_TASK INSTRUCTIONS_. From the listing below, extract each line containing the string "dashed".

○ ○ ○ ○ ○

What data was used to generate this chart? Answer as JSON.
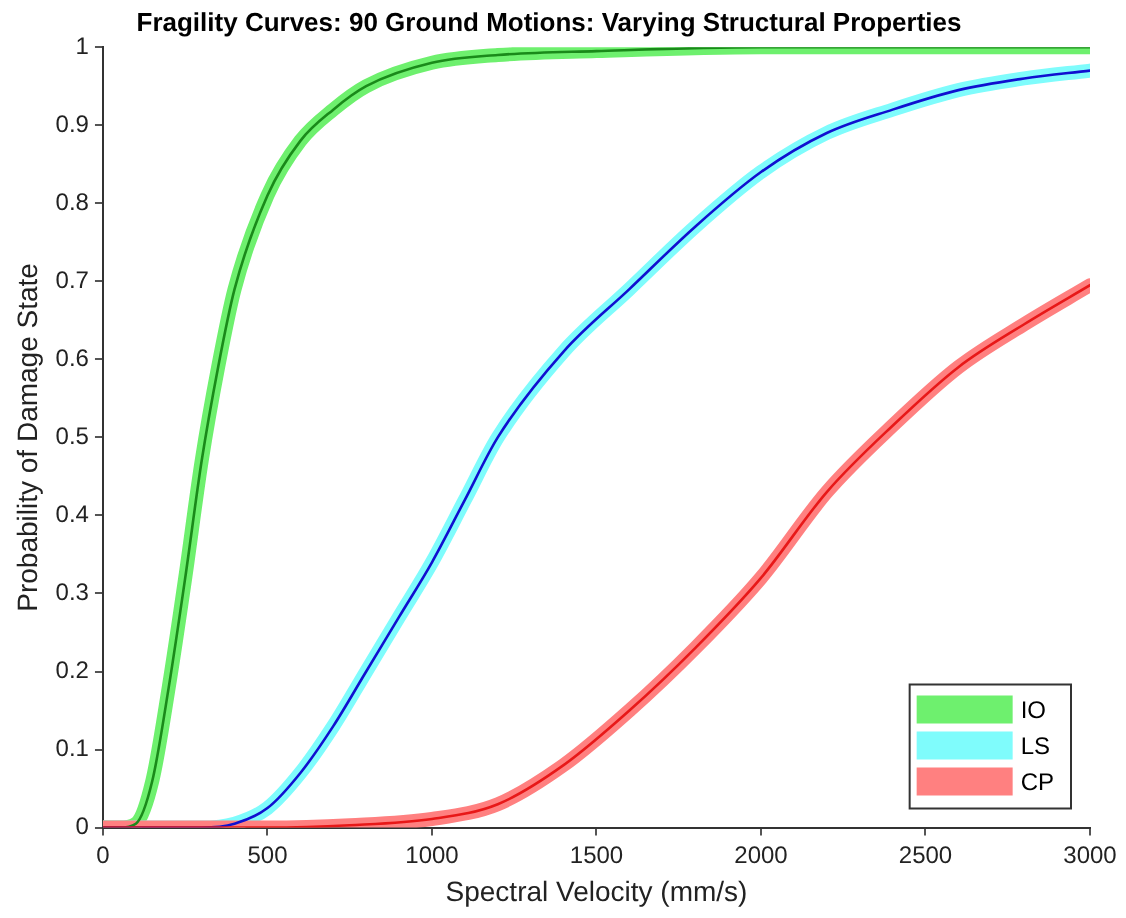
{
  "chart_data": {
    "type": "line",
    "title": "Fragility Curves: 90 Ground Motions: Varying Structural Properties",
    "xlabel": "Spectral Velocity (mm/s)",
    "ylabel": "Probability of Damage State",
    "xlim": [
      0,
      3000
    ],
    "xticks": [
      0,
      500,
      1000,
      1500,
      2000,
      2500,
      3000
    ],
    "ylim": [
      0,
      1
    ],
    "yticks": [
      0,
      0.1,
      0.2,
      0.3,
      0.4,
      0.5,
      0.6,
      0.7,
      0.8,
      0.9,
      1
    ],
    "grid": false,
    "legend": "bottom right",
    "marker": "none",
    "line_style": "solid",
    "series": [
      {
        "name": "IO",
        "color": "#6ef06e",
        "x": [
          0,
          50,
          100,
          150,
          200,
          250,
          300,
          350,
          400,
          500,
          600,
          700,
          800,
          1000,
          1200,
          1500,
          2000,
          3000
        ],
        "values": [
          0,
          0,
          0.005,
          0.06,
          0.18,
          0.32,
          0.47,
          0.59,
          0.69,
          0.81,
          0.88,
          0.92,
          0.95,
          0.98,
          0.99,
          0.995,
          1,
          1
        ]
      },
      {
        "name": "LS",
        "color": "#7ffcfc",
        "x": [
          0,
          300,
          400,
          500,
          600,
          700,
          800,
          900,
          1000,
          1100,
          1200,
          1400,
          1600,
          1800,
          2000,
          2200,
          2400,
          2600,
          2800,
          3000
        ],
        "values": [
          0,
          0,
          0.005,
          0.025,
          0.07,
          0.13,
          0.2,
          0.27,
          0.34,
          0.42,
          0.5,
          0.61,
          0.69,
          0.77,
          0.84,
          0.89,
          0.92,
          0.945,
          0.96,
          0.97
        ]
      },
      {
        "name": "CP",
        "color": "#ff8080",
        "x": [
          0,
          500,
          750,
          1000,
          1200,
          1400,
          1600,
          1800,
          2000,
          2200,
          2400,
          2600,
          2800,
          3000
        ],
        "values": [
          0,
          0,
          0.003,
          0.011,
          0.03,
          0.08,
          0.15,
          0.23,
          0.32,
          0.43,
          0.515,
          0.59,
          0.645,
          0.695
        ]
      },
      {
        "color": "#1a8a1a",
        "x": [
          0,
          50,
          100,
          150,
          200,
          250,
          300,
          350,
          400,
          500,
          600,
          700,
          800,
          1000,
          1200,
          1500,
          2000,
          3000
        ],
        "values": [
          0,
          0,
          0.005,
          0.06,
          0.18,
          0.32,
          0.47,
          0.59,
          0.69,
          0.81,
          0.88,
          0.92,
          0.95,
          0.98,
          0.99,
          0.995,
          1,
          1
        ]
      },
      {
        "color": "#1010d0",
        "x": [
          0,
          300,
          400,
          500,
          600,
          700,
          800,
          900,
          1000,
          1100,
          1200,
          1400,
          1600,
          1800,
          2000,
          2200,
          2400,
          2600,
          2800,
          3000
        ],
        "values": [
          0,
          0,
          0.005,
          0.025,
          0.07,
          0.13,
          0.2,
          0.27,
          0.34,
          0.42,
          0.5,
          0.61,
          0.69,
          0.77,
          0.84,
          0.89,
          0.92,
          0.945,
          0.96,
          0.97
        ]
      },
      {
        "color": "#e81818",
        "x": [
          0,
          500,
          750,
          1000,
          1200,
          1400,
          1600,
          1800,
          2000,
          2200,
          2400,
          2600,
          2800,
          3000
        ],
        "values": [
          0,
          0,
          0.003,
          0.011,
          0.03,
          0.08,
          0.15,
          0.23,
          0.32,
          0.43,
          0.515,
          0.59,
          0.645,
          0.695
        ]
      }
    ]
  }
}
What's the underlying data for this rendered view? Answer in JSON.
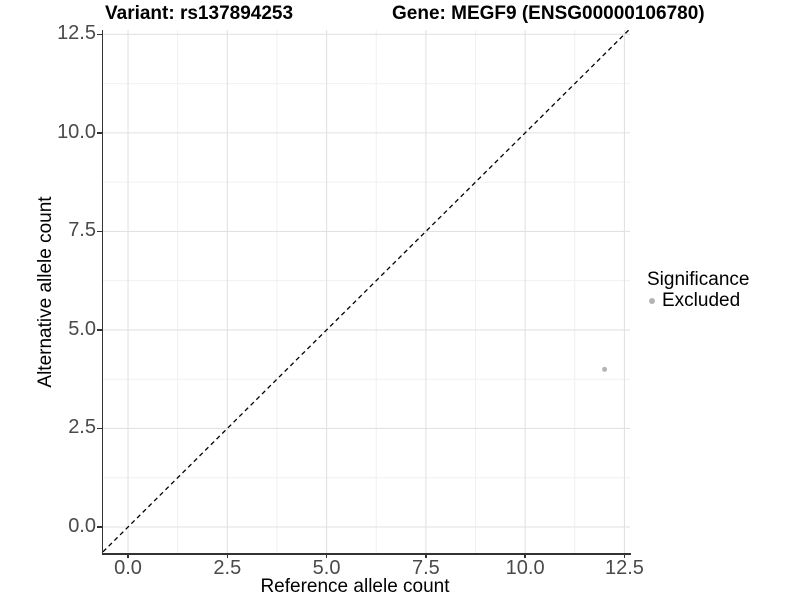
{
  "titles": {
    "left": "Variant: rs137894253",
    "right": "Gene: MEGF9 (ENSG00000106780)"
  },
  "chart_data": {
    "type": "scatter",
    "title_left": "Variant: rs137894253",
    "title_right": "Gene: MEGF9 (ENSG00000106780)",
    "xlabel": "Reference allele count",
    "ylabel": "Alternative allele count",
    "x_ticks": [
      0.0,
      2.5,
      5.0,
      7.5,
      10.0,
      12.5
    ],
    "y_ticks": [
      0.0,
      2.5,
      5.0,
      7.5,
      10.0,
      12.5
    ],
    "x_tick_labels": [
      "0.0",
      "2.5",
      "5.0",
      "7.5",
      "10.0",
      "12.5"
    ],
    "y_tick_labels": [
      "0.0",
      "2.5",
      "5.0",
      "7.5",
      "10.0",
      "12.5"
    ],
    "xlim": [
      -0.63,
      12.64
    ],
    "ylim": [
      -0.66,
      12.61
    ],
    "grid": true,
    "minor_grid": true,
    "points": [
      {
        "x": 12,
        "y": 4,
        "series": "Excluded"
      }
    ],
    "identity_line": {
      "slope": 1,
      "intercept": 0,
      "style": "dashed",
      "color": "#000000"
    },
    "legend": {
      "title": "Significance",
      "position": "right",
      "items": [
        {
          "label": "Excluded",
          "color": "#b4b4b4"
        }
      ]
    },
    "colors": {
      "point": "#b4b4b4",
      "grid_major": "#e2e2e2",
      "grid_minor": "#f0f0f0",
      "axis_line": "#333333",
      "tick_label": "#4a4a4a"
    }
  }
}
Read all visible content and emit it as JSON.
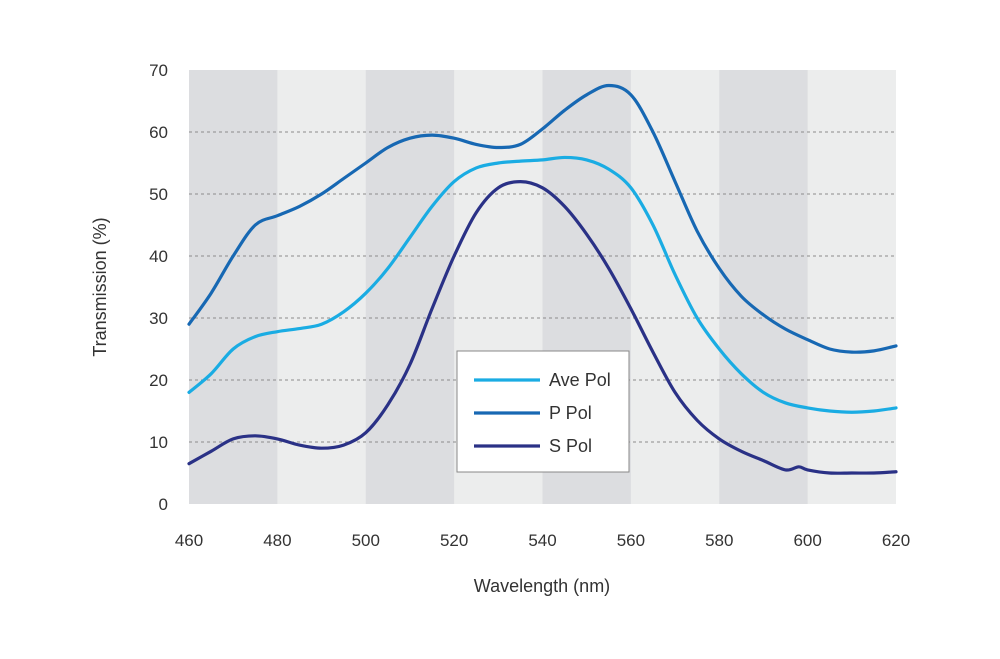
{
  "chart_data": {
    "type": "line",
    "title": "",
    "xlabel": "Wavelength (nm)",
    "ylabel": "Transmission (%)",
    "xlim": [
      460,
      620
    ],
    "ylim": [
      0,
      70
    ],
    "x_ticks": [
      460,
      480,
      500,
      520,
      540,
      560,
      580,
      600,
      620
    ],
    "y_ticks": [
      0,
      10,
      20,
      30,
      40,
      50,
      60,
      70
    ],
    "grid": "horizontal-dashed",
    "background_bands": [
      [
        460,
        480
      ],
      [
        500,
        520
      ],
      [
        540,
        560
      ],
      [
        580,
        600
      ]
    ],
    "legend_placement": "center",
    "series": [
      {
        "name": "Ave Pol",
        "color": "#1aace3",
        "points": [
          [
            460,
            18
          ],
          [
            465,
            21
          ],
          [
            470,
            25
          ],
          [
            475,
            27
          ],
          [
            480,
            27.8
          ],
          [
            485,
            28.3
          ],
          [
            490,
            29
          ],
          [
            495,
            31
          ],
          [
            500,
            34
          ],
          [
            505,
            38
          ],
          [
            510,
            43
          ],
          [
            515,
            48
          ],
          [
            520,
            52
          ],
          [
            525,
            54.2
          ],
          [
            530,
            55
          ],
          [
            535,
            55.3
          ],
          [
            540,
            55.5
          ],
          [
            545,
            55.9
          ],
          [
            550,
            55.5
          ],
          [
            555,
            54
          ],
          [
            560,
            51
          ],
          [
            565,
            45
          ],
          [
            570,
            37
          ],
          [
            575,
            30
          ],
          [
            580,
            25
          ],
          [
            585,
            21
          ],
          [
            590,
            18
          ],
          [
            595,
            16.3
          ],
          [
            600,
            15.5
          ],
          [
            605,
            15
          ],
          [
            610,
            14.8
          ],
          [
            615,
            15
          ],
          [
            620,
            15.5
          ]
        ]
      },
      {
        "name": "P Pol",
        "color": "#1768b3",
        "points": [
          [
            460,
            29
          ],
          [
            465,
            34
          ],
          [
            470,
            40
          ],
          [
            475,
            45
          ],
          [
            480,
            46.5
          ],
          [
            485,
            48
          ],
          [
            490,
            50
          ],
          [
            495,
            52.5
          ],
          [
            500,
            55
          ],
          [
            505,
            57.5
          ],
          [
            510,
            59
          ],
          [
            515,
            59.5
          ],
          [
            520,
            59
          ],
          [
            525,
            58
          ],
          [
            530,
            57.5
          ],
          [
            535,
            58
          ],
          [
            540,
            60.5
          ],
          [
            545,
            63.5
          ],
          [
            550,
            66
          ],
          [
            555,
            67.5
          ],
          [
            560,
            66
          ],
          [
            565,
            60
          ],
          [
            570,
            52
          ],
          [
            575,
            44
          ],
          [
            580,
            38
          ],
          [
            585,
            33.5
          ],
          [
            590,
            30.5
          ],
          [
            595,
            28.2
          ],
          [
            600,
            26.5
          ],
          [
            605,
            25
          ],
          [
            610,
            24.5
          ],
          [
            615,
            24.7
          ],
          [
            620,
            25.5
          ]
        ]
      },
      {
        "name": "S Pol",
        "color": "#2a3186",
        "points": [
          [
            460,
            6.5
          ],
          [
            465,
            8.5
          ],
          [
            470,
            10.5
          ],
          [
            475,
            11
          ],
          [
            480,
            10.5
          ],
          [
            485,
            9.5
          ],
          [
            490,
            9
          ],
          [
            495,
            9.5
          ],
          [
            500,
            11.5
          ],
          [
            505,
            16
          ],
          [
            510,
            22.5
          ],
          [
            515,
            31.5
          ],
          [
            520,
            40
          ],
          [
            525,
            47
          ],
          [
            530,
            51
          ],
          [
            535,
            52
          ],
          [
            540,
            51
          ],
          [
            545,
            48
          ],
          [
            550,
            43.5
          ],
          [
            555,
            38
          ],
          [
            560,
            31.5
          ],
          [
            565,
            24.5
          ],
          [
            570,
            18
          ],
          [
            575,
            13.5
          ],
          [
            580,
            10.5
          ],
          [
            585,
            8.5
          ],
          [
            590,
            7
          ],
          [
            595,
            5.5
          ],
          [
            598,
            6
          ],
          [
            600,
            5.5
          ],
          [
            605,
            5
          ],
          [
            610,
            5
          ],
          [
            615,
            5
          ],
          [
            620,
            5.2
          ]
        ]
      }
    ]
  }
}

○ ○ ○ ○ ○

_SOLUTION_.
      "style": "dashed",
    "grid": "horizontal-dashed",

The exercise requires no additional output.